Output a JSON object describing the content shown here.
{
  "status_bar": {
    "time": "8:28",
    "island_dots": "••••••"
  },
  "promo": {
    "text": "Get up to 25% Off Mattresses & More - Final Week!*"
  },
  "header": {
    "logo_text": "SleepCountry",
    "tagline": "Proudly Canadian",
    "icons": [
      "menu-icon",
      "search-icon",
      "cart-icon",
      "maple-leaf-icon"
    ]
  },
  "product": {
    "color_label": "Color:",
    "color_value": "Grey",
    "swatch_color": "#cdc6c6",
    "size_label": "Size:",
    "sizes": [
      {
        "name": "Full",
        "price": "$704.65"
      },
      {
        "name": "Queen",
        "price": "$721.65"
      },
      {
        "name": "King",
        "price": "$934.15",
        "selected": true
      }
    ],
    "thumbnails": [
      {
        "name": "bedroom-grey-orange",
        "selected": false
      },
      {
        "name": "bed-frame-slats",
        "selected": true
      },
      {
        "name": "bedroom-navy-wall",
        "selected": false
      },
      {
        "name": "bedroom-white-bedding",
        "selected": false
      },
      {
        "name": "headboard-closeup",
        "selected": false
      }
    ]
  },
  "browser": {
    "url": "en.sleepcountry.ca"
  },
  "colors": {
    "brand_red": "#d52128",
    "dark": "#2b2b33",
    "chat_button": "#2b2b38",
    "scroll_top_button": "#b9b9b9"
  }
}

────────────────────────────────────────

Copy out all lines where the word "bedroom" appears.

        "name": "bedroom-grey-orange",
        "name": "bedroom-navy-wall",
        "name": "bedroom-white-bedding",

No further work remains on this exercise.